Task statement » Quote, without any change, the line that contains "Extract the structured" and all lines that follow it to the end of the data below.

Material provided »

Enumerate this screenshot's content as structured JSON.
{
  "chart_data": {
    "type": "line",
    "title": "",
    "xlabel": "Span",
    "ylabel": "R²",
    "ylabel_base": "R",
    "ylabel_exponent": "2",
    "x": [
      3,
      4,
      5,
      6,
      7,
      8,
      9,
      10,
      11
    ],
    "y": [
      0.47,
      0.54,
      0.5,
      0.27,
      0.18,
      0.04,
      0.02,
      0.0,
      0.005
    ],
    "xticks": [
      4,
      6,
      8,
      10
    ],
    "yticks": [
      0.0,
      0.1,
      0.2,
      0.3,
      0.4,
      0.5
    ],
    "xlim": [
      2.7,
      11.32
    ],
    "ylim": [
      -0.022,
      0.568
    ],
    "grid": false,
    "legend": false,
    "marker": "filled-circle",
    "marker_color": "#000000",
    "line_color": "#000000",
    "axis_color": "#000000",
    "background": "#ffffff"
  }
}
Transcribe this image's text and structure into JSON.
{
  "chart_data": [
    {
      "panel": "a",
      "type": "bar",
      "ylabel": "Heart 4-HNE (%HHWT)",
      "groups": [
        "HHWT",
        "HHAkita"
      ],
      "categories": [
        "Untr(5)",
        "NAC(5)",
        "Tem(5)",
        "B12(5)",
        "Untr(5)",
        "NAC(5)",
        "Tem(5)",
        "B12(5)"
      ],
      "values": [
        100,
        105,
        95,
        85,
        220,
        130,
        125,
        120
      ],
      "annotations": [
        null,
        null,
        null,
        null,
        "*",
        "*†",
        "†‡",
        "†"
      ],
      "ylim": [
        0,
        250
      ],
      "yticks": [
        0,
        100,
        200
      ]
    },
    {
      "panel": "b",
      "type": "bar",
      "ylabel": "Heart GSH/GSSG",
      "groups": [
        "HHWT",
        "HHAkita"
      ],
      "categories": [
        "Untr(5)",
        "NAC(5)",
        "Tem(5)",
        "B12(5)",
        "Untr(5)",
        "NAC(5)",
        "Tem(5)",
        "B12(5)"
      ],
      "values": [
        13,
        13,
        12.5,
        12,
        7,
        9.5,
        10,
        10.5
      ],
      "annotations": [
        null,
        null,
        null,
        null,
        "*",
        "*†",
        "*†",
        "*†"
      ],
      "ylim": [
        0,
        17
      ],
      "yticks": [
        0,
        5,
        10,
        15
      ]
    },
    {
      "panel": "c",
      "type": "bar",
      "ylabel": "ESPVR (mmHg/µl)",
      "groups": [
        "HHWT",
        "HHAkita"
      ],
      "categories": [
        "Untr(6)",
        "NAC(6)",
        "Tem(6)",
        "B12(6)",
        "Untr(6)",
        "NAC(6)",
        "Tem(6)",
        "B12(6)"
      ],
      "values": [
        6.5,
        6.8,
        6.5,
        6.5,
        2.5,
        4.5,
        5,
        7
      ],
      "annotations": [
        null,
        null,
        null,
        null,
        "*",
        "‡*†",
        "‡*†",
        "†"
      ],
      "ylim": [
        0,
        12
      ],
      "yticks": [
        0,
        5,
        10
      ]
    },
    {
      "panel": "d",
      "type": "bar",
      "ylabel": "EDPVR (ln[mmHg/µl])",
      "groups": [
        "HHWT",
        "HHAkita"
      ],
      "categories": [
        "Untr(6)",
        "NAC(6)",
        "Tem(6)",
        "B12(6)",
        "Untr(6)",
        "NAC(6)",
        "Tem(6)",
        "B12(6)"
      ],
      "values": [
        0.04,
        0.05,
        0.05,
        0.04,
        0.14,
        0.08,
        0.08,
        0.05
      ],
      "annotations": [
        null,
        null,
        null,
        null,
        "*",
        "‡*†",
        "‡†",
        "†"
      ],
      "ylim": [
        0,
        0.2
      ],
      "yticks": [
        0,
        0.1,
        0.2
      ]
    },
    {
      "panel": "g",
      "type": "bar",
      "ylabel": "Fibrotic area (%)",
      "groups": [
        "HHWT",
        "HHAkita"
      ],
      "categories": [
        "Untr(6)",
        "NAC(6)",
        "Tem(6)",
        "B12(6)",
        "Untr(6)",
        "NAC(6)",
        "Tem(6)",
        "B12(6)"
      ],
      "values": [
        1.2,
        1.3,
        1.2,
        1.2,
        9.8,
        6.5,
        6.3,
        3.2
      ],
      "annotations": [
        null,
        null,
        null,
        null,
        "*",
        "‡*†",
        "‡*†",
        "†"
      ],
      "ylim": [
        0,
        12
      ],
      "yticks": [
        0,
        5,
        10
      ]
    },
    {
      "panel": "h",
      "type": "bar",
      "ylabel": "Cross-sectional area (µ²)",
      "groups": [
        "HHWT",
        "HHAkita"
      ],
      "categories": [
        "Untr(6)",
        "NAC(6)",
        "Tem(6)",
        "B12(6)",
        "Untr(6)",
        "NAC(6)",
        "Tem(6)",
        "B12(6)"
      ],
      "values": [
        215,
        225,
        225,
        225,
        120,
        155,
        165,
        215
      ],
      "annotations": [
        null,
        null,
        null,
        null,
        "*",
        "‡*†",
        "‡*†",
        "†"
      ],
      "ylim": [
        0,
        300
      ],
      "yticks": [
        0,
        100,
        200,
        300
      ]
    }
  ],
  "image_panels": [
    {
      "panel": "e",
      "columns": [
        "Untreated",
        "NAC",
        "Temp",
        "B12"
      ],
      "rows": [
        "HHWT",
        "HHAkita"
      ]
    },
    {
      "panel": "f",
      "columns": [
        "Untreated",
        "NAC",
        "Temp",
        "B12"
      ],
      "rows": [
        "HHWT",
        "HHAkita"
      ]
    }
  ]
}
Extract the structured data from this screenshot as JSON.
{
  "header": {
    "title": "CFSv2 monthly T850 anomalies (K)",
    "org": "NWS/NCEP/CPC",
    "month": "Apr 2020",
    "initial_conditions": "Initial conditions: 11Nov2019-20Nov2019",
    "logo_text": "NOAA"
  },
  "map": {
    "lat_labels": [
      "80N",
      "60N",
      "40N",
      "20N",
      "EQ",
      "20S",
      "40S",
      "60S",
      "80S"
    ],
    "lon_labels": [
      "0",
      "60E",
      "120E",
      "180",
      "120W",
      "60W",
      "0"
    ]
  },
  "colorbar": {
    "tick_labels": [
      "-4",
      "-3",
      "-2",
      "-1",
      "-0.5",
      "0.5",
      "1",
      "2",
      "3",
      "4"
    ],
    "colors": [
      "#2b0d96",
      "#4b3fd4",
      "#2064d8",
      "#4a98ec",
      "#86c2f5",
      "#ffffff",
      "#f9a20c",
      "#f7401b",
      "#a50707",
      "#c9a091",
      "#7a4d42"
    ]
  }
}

Written solution »
Extract the structured data from this screenshot as JSON.
{
  "header": {
    "title": "CFSv2 monthly T850 anomalies (K)",
    "org": "NWS/NCEP/CPC",
    "month": "Apr 2020",
    "initial_conditions": "Initial conditions: 11Nov2019-20Nov2019",
    "logo_text": "NOAA"
  },
  "map": {
    "lat_labels": [
      "80N",
      "60N",
      "40N",
      "20N",
      "EQ",
      "20S",
      "40S",
      "60S",
      "80S"
    ],
    "lon_labels": [
      "0",
      "60E",
      "120E",
      "180",
      "120W",
      "60W",
      "0"
    ]
  },
  "colorbar": {
    "tick_labels": [
      "-4",
      "-3",
      "-2",
      "-1",
      "-0.5",
      "0.5",
      "1",
      "2",
      "3",
      "4"
    ],
    "colors": [
      "#2b0d96",
      "#4b3fd4",
      "#2064d8",
      "#4a98ec",
      "#86c2f5",
      "#ffffff",
      "#f9a20c",
      "#f7401b",
      "#a50707",
      "#c9a091",
      "#7a4d42"
    ]
  }
}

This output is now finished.